**FRAGMENTO:**
• • •

La diputada María José Sánchez Escobedo (PRI) propone reformar el artículo 12 de la Ley General para la Inclusión de las Personas con Discapacidad, con el propósito de que la Secretaría de Educación Pública (SEP) promueva entre los estudiantes una cultura inclusiva y de apoyo a las personas con discapacidad que así lo requieran, a fin de que cumplan con el requisito del servicio social.

Ello, con el objetivo de instaurar en las aulas una mentalidad de inclusión que sensibilice a las y los estudiantes sobre las diversas realidades que componen nuestra sociedad. Asimismo, se fomente el respeto por la diversidad, crear un entorno educativo saludable y promover la confianza en cada estudiante, reflejando así una cultura educativa inclusiva.

La propuesta, enviada a la Comisión de Atención a Grupos Vulnerables para dictamen, señala que el derecho a la educación representa uno de los derechos fundamentales, tanto constitucionales como humanos, para las personas que se encuentran en situaciones de discapacidad. Este derecho desempeña un papel esencial en la formación y capacitación de este grupo social.

En su exposición de motivos, resalta que en la actualidad persiste una estrecha relación entre la exclusión y la discriminación, factores que constantemente amenazan la diversidad presente en nuestra sociedad. En el ámbito educativo, la exclusión tiene un impacto significativo en las oportunidades de las personas con discapacidad para participar plenamente en la vida social, alcanzar la independencia y autonomía, así como para su desarrollo intelectual.

Los niños, niñas y adolescentes con discapacidad son uno de los grupos más marginados y excluidos de la sociedad, cuyos derechos son vulnerados de manera generalizada, ya que se enfrentan a actitudes negativas, estereotipos, estigma, violencia, abuso, aislamiento, y a la falta de políticas y leyes adecuadas.

• • •

**MATERIAL EXTRAÍDO:**
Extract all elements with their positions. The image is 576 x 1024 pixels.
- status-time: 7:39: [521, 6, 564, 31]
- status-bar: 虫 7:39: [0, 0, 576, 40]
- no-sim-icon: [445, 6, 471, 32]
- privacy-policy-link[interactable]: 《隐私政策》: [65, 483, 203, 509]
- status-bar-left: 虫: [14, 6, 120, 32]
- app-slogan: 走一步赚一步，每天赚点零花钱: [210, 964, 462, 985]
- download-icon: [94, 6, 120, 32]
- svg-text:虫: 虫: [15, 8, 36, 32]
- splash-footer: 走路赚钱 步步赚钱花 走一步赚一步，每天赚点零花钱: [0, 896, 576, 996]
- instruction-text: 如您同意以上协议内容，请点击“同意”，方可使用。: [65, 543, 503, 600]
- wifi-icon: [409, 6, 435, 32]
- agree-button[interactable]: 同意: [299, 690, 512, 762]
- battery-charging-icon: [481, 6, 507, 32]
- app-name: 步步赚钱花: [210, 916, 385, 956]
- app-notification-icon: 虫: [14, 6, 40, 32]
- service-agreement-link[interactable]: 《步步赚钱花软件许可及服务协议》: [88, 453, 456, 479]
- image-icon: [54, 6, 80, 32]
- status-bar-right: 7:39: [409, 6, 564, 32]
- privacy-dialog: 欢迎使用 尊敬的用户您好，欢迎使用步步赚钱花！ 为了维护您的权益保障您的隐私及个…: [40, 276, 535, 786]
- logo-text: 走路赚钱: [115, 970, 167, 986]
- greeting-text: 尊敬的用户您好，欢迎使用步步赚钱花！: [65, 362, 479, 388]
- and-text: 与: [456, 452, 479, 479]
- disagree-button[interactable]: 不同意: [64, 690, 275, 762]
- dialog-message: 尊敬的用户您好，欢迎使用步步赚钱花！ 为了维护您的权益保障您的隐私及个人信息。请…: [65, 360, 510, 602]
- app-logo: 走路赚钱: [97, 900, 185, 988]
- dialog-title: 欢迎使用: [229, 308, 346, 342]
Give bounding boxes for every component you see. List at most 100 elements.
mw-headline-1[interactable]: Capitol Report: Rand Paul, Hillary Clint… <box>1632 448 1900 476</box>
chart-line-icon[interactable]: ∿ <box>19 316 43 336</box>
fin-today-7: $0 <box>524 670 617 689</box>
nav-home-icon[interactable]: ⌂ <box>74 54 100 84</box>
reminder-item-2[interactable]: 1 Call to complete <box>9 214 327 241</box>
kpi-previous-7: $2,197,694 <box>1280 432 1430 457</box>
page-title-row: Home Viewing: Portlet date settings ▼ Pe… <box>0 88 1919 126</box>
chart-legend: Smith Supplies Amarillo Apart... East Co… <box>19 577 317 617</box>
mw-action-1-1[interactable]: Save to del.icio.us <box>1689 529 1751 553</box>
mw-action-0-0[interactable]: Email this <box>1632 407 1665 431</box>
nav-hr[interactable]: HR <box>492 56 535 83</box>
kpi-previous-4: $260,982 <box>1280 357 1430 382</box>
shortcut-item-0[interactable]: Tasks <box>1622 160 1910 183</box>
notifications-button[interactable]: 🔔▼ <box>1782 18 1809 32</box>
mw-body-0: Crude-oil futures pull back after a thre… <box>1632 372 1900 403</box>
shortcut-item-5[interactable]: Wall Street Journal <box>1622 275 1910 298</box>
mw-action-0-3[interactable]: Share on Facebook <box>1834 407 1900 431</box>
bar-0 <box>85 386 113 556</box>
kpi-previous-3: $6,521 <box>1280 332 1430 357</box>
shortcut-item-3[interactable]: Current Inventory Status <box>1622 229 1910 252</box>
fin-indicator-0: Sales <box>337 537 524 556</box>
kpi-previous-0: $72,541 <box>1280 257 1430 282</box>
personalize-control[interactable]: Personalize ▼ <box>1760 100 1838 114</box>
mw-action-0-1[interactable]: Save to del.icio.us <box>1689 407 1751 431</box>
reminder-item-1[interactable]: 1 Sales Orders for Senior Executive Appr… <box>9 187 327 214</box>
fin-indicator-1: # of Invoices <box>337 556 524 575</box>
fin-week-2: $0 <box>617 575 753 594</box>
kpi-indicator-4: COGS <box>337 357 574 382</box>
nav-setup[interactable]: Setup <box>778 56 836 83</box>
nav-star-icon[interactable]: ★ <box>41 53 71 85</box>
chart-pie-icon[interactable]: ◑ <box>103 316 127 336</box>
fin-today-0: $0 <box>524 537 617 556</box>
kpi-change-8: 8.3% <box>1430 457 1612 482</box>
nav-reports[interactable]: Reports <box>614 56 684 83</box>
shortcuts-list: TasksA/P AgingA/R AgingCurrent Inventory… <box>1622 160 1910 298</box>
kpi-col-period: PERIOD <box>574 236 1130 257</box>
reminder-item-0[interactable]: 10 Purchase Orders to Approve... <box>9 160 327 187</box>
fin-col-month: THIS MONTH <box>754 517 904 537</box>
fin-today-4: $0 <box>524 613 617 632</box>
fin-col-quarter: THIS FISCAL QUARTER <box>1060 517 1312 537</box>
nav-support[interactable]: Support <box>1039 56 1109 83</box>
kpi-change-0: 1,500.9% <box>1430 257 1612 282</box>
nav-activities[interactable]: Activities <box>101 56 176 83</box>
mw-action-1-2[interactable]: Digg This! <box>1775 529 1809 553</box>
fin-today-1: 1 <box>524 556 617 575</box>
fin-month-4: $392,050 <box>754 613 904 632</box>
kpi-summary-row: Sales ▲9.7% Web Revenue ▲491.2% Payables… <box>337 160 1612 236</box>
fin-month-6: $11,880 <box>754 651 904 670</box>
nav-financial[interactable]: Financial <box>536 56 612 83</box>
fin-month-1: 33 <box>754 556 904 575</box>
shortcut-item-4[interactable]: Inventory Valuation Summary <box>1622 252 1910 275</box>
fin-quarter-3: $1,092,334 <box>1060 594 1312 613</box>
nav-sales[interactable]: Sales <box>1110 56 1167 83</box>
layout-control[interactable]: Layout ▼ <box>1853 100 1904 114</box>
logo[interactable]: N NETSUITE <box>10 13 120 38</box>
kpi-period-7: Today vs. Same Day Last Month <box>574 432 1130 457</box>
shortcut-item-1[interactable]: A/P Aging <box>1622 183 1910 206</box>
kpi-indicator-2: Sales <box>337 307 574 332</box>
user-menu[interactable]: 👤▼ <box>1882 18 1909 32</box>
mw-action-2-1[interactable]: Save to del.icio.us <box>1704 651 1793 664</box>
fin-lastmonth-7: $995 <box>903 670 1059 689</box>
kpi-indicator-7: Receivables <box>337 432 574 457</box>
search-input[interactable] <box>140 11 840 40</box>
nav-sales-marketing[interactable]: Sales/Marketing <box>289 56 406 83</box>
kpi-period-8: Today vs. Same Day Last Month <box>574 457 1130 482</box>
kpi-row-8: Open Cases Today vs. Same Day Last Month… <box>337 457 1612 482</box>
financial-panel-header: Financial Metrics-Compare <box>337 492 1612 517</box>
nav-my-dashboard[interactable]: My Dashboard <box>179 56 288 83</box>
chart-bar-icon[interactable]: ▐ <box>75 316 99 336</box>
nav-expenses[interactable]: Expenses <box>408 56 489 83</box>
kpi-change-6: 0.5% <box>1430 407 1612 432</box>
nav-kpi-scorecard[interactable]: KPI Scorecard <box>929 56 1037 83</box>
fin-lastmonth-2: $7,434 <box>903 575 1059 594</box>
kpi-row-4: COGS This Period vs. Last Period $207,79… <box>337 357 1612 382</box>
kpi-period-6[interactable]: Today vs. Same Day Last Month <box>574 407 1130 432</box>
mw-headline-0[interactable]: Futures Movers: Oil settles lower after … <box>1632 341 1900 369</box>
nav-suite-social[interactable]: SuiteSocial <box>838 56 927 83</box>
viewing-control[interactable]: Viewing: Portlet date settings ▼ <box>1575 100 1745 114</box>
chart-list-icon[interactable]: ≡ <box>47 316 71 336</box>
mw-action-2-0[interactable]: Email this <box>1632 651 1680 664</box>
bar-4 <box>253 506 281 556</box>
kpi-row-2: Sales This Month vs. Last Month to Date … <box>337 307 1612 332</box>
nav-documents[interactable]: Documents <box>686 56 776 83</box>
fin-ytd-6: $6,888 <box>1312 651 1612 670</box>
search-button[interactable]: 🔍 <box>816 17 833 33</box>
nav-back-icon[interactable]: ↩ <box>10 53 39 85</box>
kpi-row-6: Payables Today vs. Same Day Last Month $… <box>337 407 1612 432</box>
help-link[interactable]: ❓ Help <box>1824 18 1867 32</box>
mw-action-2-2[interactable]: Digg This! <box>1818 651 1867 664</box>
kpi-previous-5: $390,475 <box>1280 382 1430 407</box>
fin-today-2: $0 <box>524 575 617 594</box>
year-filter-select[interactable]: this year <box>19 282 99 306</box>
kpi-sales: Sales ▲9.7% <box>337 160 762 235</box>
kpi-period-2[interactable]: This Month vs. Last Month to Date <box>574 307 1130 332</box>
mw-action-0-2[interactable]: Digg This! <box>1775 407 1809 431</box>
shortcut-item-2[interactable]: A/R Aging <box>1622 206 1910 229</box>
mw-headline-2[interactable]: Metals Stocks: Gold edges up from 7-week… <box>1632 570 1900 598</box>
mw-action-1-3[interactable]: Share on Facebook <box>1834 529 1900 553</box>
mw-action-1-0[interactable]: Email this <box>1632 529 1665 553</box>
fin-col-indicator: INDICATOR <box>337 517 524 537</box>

• • •

**PROBLEMAS POR RESOLVER:**
a: Enumera todo aquello a lo que, según el texto sobre la reforma, se enfrentan los niños, niñas y adolescentes con discapacidad.
b: Responde con base en el texto sobre la reforma:
(i) ¿Qué artículo de la ley se busca reformar?
(ii) ¿A qué comisión se envió la propuesta para dictamen?
(iii) ¿A qué partido pertenece la diputada que la presenta?
c: Continúa el texto sobre la reforma a partir de su última oración.

**RESULTADOS POR TAREA:**
a:
- actitudes negativas
- estereotipos
- estigma
- violencia
- abuso
- aislamiento
- falta de políticas y leyes adecuadas

b:
(i) El artículo 12 de la Ley General para la Inclusión de las Personas con Discapacidad.
(ii) A la Comisión de Atención a Grupos Vulnerables.
(iii) Al PRI.

c:
El documento indica que es crucial avanzar en la legislación educativa, con el fin de establecer un sistema educativo universal que se base en la igualdad, participación y eliminación de la discriminación, en el marco de una sociedad verdaderamente democrática y global.

La diputada Sánchez Escobedo señala que una cultura inclusiva tiene como objetivo reflejar la importancia de crear comunidades escolares seguras, acogedoras y colaborativas, donde todos sean aceptados y valorados localmente. Sin embargo, la realidad del sistema educativo en México ha presentado dificultades, porque aún no se ha logrado promover plenamente el desarrollo inclusivo.

Manifestó que brindar una educación de calidad a estudiantes con diversas condiciones sigue siendo un desafío. Por ello, fomentar una cultura de inclusión entre las y los estudiantes de todos los niveles educativos se convierte en una prioridad fundamental.

El sistema educativo en México, añade la legisladora, debe reconocer el contexto de desigualdad y exclusión que persiste en la actualidad; esto es fundamental para la creación de estrategias destinadas a reducir o incluso eliminar conductas y omisiones discriminatorias.